WHAT NEEDS TO BE DONE: Where a line contains the word "energy", copy that line.

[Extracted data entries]
========================

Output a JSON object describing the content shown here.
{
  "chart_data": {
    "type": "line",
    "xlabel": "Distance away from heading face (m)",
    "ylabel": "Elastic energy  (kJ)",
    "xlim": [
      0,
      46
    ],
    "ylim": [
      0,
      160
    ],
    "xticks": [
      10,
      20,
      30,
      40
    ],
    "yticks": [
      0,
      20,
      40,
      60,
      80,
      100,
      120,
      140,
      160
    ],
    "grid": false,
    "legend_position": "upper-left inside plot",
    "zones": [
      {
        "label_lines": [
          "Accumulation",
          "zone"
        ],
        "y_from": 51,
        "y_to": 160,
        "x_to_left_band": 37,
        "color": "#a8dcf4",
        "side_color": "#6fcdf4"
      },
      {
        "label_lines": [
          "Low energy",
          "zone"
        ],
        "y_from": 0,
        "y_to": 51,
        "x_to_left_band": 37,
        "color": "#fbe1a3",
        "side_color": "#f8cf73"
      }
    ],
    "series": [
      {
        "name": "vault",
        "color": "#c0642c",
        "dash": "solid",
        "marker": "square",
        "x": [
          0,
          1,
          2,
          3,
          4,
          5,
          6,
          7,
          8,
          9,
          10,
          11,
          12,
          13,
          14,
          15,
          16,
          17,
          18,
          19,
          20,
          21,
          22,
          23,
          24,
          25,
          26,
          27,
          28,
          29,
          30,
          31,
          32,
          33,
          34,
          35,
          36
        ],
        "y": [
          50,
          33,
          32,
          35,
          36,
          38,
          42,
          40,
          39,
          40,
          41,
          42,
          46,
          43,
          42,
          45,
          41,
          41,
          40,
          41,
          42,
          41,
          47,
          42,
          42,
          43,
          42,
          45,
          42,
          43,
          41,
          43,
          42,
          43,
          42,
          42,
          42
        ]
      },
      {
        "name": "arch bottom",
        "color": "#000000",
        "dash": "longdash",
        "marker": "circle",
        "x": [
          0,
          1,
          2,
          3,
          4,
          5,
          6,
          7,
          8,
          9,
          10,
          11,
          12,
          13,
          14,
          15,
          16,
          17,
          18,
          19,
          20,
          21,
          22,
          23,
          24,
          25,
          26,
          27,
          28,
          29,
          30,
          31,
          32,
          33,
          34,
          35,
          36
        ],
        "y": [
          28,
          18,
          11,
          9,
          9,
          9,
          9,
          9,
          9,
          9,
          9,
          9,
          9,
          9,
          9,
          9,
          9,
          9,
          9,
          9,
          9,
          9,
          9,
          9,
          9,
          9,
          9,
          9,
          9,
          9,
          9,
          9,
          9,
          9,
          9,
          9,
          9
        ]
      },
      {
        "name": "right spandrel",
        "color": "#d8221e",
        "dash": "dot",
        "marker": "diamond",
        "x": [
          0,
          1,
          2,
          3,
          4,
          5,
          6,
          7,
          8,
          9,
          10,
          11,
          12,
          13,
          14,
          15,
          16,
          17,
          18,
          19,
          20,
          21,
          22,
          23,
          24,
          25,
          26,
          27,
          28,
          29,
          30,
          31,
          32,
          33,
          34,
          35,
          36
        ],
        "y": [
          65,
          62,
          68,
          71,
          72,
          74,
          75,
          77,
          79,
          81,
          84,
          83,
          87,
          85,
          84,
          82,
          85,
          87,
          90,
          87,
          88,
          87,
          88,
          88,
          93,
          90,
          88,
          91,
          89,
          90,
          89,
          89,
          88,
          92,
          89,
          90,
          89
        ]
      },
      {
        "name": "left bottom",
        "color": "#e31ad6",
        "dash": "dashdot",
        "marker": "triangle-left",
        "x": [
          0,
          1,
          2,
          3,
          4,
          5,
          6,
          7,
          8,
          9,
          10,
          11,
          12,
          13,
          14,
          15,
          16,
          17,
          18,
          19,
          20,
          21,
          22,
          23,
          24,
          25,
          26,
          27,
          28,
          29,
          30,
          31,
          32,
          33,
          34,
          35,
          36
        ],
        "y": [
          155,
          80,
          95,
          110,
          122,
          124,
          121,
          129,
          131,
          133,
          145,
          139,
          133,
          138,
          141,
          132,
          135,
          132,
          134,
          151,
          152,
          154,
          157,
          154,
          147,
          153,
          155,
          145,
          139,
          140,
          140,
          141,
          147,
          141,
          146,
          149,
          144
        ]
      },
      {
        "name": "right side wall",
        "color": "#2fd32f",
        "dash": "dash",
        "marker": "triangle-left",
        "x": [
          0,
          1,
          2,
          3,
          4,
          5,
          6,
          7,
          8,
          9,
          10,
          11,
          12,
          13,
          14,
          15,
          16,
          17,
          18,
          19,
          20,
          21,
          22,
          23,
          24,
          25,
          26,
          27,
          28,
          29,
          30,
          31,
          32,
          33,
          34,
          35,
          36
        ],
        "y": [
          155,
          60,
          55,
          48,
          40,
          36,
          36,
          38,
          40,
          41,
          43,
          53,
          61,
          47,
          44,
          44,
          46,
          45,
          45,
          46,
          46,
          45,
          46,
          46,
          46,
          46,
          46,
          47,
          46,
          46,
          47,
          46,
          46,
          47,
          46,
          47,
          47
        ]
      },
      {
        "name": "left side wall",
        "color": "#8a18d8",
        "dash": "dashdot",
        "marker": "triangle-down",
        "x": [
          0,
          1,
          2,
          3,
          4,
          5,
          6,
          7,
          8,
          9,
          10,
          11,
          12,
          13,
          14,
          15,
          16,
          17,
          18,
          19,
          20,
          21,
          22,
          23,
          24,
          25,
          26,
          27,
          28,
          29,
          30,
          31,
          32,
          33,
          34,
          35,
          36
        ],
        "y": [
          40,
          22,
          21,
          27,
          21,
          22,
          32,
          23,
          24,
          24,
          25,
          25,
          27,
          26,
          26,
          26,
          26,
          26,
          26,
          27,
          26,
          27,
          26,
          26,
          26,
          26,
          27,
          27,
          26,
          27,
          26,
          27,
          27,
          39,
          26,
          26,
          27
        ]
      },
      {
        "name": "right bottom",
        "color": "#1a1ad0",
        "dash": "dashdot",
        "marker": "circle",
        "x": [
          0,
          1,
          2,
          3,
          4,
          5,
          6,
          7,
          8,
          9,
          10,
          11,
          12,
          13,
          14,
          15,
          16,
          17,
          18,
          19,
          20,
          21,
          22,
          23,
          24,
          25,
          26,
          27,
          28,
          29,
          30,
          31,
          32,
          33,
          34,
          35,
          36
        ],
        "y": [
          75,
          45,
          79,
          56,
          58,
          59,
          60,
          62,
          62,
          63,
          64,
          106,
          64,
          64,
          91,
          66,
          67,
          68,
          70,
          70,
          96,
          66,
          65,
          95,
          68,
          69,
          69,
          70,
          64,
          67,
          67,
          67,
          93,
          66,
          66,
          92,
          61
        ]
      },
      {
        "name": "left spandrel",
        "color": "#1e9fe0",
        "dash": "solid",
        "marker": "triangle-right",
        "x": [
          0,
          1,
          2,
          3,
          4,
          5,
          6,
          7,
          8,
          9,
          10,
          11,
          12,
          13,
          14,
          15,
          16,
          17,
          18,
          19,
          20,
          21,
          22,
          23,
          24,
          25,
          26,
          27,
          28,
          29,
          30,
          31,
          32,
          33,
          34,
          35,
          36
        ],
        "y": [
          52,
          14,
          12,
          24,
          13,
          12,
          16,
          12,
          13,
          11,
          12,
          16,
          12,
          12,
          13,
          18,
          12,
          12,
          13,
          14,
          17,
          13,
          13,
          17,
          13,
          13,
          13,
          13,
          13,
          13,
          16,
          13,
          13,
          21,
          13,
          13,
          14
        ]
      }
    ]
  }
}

========================

SOLUTION FOR THIS EXERCISE:
    "ylabel": "Elastic energy  (kJ)",
          "Low energy",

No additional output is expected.